Short exercise:
Among the lines listed below, count those that include the string "values", and state only the count.

** Begin Supplied data **

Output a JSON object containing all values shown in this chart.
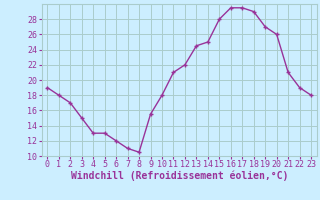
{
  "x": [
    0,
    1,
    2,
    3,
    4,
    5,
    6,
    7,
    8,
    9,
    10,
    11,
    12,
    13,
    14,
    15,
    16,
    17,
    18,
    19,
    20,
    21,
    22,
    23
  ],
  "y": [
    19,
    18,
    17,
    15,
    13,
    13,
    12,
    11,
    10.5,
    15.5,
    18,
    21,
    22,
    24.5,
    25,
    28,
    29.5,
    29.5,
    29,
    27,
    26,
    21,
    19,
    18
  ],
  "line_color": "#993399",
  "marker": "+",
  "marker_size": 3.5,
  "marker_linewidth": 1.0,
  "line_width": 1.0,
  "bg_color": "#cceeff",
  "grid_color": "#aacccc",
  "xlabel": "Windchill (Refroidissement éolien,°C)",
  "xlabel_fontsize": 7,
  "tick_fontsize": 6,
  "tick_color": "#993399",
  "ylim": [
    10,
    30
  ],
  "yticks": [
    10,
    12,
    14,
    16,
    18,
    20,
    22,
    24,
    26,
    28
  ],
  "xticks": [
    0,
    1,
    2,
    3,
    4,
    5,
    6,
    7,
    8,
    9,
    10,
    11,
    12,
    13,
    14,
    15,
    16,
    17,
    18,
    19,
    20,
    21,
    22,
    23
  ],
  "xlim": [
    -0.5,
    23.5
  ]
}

** End Supplied data **
** Begin Supplied data **

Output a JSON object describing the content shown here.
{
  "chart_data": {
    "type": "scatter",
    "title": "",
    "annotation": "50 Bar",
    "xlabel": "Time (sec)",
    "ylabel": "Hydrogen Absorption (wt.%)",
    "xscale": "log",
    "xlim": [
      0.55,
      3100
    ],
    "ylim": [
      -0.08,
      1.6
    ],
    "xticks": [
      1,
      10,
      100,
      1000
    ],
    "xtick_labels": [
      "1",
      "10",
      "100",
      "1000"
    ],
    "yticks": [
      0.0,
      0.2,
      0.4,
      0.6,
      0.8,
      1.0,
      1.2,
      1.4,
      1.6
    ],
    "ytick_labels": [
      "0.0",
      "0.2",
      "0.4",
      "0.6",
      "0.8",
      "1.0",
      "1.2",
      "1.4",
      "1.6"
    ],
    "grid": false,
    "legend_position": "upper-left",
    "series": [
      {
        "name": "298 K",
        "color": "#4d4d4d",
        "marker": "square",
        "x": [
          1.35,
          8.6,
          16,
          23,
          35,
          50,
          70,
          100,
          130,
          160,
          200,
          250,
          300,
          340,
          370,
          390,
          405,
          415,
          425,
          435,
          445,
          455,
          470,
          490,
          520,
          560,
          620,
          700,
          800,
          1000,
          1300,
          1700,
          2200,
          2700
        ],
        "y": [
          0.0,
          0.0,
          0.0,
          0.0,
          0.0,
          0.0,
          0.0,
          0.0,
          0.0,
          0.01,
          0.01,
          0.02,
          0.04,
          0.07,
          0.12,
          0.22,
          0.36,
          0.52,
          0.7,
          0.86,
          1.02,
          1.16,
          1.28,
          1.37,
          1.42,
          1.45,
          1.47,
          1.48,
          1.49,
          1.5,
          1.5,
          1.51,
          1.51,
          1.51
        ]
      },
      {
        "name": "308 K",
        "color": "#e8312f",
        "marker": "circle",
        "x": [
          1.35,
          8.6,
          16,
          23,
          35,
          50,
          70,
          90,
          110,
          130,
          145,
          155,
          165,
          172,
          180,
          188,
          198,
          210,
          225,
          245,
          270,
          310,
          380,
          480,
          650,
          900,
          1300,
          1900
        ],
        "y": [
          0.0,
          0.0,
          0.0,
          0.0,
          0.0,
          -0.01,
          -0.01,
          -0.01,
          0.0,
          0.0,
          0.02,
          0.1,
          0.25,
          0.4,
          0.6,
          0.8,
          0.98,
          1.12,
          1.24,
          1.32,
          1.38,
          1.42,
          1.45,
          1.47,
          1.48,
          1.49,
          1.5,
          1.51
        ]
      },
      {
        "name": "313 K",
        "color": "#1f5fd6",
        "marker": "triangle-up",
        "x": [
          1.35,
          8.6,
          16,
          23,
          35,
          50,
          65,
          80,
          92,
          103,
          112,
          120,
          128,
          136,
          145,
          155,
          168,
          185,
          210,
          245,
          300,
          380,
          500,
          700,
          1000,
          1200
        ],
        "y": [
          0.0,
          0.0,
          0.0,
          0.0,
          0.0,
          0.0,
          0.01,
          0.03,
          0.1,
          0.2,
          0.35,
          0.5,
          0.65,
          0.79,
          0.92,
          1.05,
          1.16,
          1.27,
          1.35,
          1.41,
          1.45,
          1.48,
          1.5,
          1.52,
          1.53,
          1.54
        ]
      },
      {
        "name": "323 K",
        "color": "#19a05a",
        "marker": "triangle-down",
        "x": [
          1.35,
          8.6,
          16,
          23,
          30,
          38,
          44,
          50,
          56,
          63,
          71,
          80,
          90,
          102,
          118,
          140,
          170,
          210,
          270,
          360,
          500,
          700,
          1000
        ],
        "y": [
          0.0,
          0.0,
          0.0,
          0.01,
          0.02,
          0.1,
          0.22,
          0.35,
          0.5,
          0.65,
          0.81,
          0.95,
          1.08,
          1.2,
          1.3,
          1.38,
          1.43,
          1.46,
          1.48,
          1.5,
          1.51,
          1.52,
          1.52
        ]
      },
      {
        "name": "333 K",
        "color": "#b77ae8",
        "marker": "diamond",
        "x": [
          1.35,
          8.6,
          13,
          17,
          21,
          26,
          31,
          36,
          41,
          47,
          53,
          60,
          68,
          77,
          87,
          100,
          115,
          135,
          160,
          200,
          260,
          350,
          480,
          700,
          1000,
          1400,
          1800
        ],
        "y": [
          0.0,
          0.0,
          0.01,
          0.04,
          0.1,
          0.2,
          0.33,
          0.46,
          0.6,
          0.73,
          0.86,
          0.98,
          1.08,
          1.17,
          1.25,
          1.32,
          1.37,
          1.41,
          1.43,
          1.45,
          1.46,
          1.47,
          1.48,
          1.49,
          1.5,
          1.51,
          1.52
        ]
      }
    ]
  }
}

** End Supplied data **
** Begin Supplied data **

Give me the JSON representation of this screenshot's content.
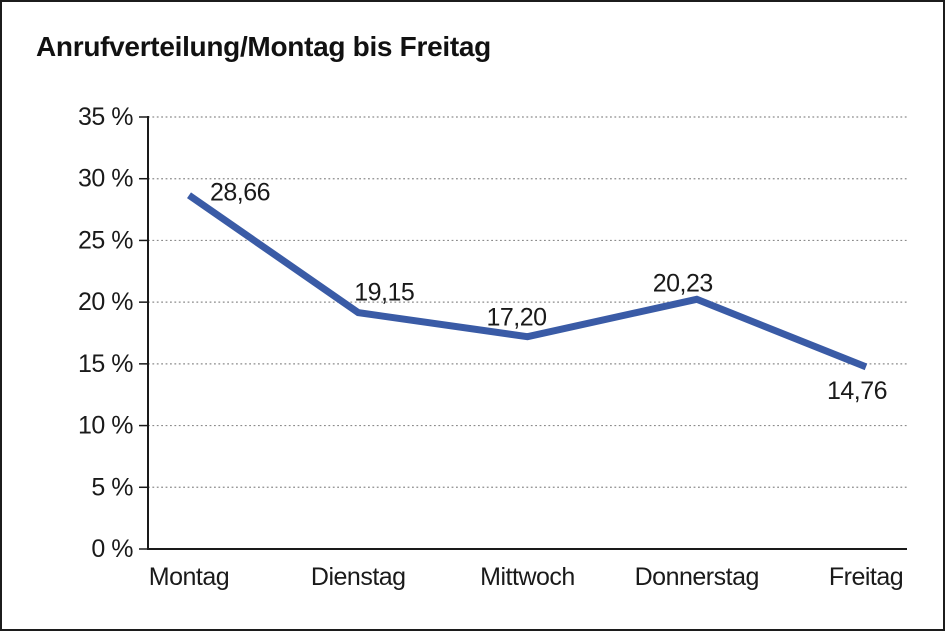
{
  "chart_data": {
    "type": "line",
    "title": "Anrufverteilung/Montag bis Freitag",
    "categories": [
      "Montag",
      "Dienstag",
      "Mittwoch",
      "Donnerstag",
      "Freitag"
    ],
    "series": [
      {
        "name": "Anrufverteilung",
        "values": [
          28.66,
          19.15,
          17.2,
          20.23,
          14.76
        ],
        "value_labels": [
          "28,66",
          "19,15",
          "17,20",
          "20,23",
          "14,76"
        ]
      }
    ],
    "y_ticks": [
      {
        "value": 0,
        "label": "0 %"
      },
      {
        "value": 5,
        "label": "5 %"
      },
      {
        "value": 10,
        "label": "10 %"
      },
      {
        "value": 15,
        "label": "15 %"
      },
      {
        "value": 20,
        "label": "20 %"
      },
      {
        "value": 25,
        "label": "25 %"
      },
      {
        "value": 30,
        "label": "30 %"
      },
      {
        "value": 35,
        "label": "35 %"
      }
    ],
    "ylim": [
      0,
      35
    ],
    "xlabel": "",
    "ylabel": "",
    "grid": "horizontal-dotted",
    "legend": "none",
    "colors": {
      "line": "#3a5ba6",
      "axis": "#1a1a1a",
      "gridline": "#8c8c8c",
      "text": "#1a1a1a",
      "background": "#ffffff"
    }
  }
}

** End Supplied data **

Exercise response:
2